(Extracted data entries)
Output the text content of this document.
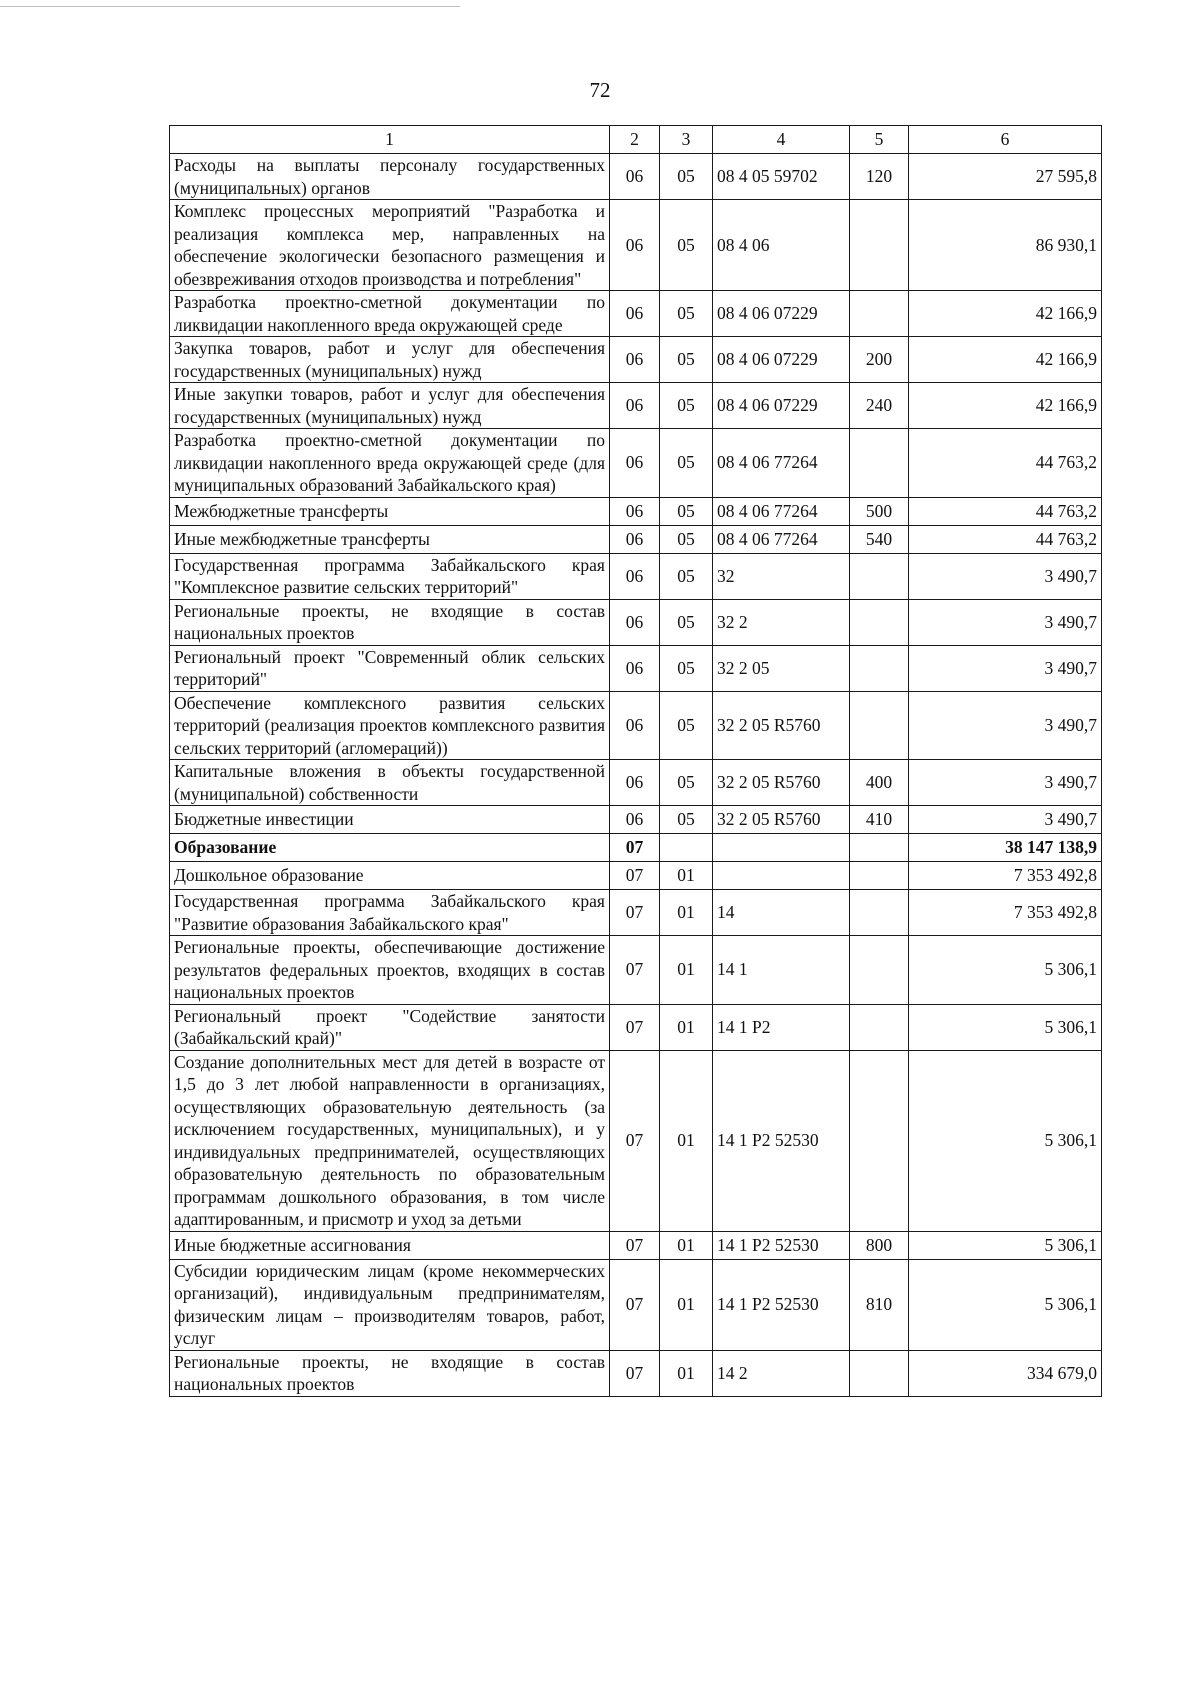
72
1	2	3	4	5	6
Расходы на выплаты персоналу государственных (муниципальных) органов	06	05	08 4 05 59702	120	27 595,8
Комплекс процессных мероприятий "Разработка и реализация комплекса мер, направленных на обеспечение экологически безопасного размещения и обезвреживания отходов производства и потребления"	06	05	08 4 06		86 930,1
Разработка проектно-сметной документации по ликвидации накопленного вреда окружающей среде	06	05	08 4 06 07229		42 166,9
Закупка товаров, работ и услуг для обеспечения государственных (муниципальных) нужд	06	05	08 4 06 07229	200	42 166,9
Иные закупки товаров, работ и услуг для обеспечения государственных (муниципальных) нужд	06	05	08 4 06 07229	240	42 166,9
Разработка проектно-сметной документации по ликвидации накопленного вреда окружающей среде (для муниципальных образований Забайкальского края)	06	05	08 4 06 77264		44 763,2
Межбюджетные трансферты	06	05	08 4 06 77264	500	44 763,2
Иные межбюджетные трансферты	06	05	08 4 06 77264	540	44 763,2
Государственная программа Забайкальского края "Комплексное развитие сельских территорий"	06	05	32		3 490,7
Региональные проекты, не входящие в состав национальных проектов	06	05	32 2		3 490,7
Региональный проект "Современный облик сельских территорий"	06	05	32 2 05		3 490,7
Обеспечение комплексного развития сельских территорий (реализация проектов комплексного развития сельских территорий (агломераций))	06	05	32 2 05 R5760		3 490,7
Капитальные вложения в объекты государственной (муниципальной) собственности	06	05	32 2 05 R5760	400	3 490,7
Бюджетные инвестиции	06	05	32 2 05 R5760	410	3 490,7
Образование	07				38 147 138,9
Дошкольное образование	07	01			7 353 492,8
Государственная программа Забайкальского края "Развитие образования Забайкальского края"	07	01	14		7 353 492,8
Региональные проекты, обеспечивающие достижение результатов федеральных проектов, входящих в состав национальных проектов	07	01	14 1		5 306,1
Региональный проект "Содействие занятости (Забайкальский край)"	07	01	14 1 P2		5 306,1
Создание дополнительных мест для детей в возрасте от 1,5 до 3 лет любой направленности в организациях, осуществляющих образовательную деятельность (за исключением государственных, муниципальных), и у индивидуальных предпринимателей, осуществляющих образовательную деятельность по образовательным программам дошкольного образования, в том числе адаптированным, и присмотр и уход за детьми	07	01	14 1 P2 52530		5 306,1
Иные бюджетные ассигнования	07	01	14 1 P2 52530	800	5 306,1
Субсидии юридическим лицам (кроме некоммерческих организаций), индивидуальным предпринимателям, физическим лицам – производителям товаров, работ, услуг	07	01	14 1 P2 52530	810	5 306,1
Региональные проекты, не входящие в состав национальных проектов	07	01	14 2		334 679,0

▶ [TASK REQUIREMENTS] Copy each line of the records that contains the word "входящие".

▶ [FULL OUTPUT]
Региональные проекты, не входящие в состав национальных проектов	06	05	32 2		3 490,7
Региональные проекты, не входящие в состав национальных проектов	07	01	14 2		334 679,0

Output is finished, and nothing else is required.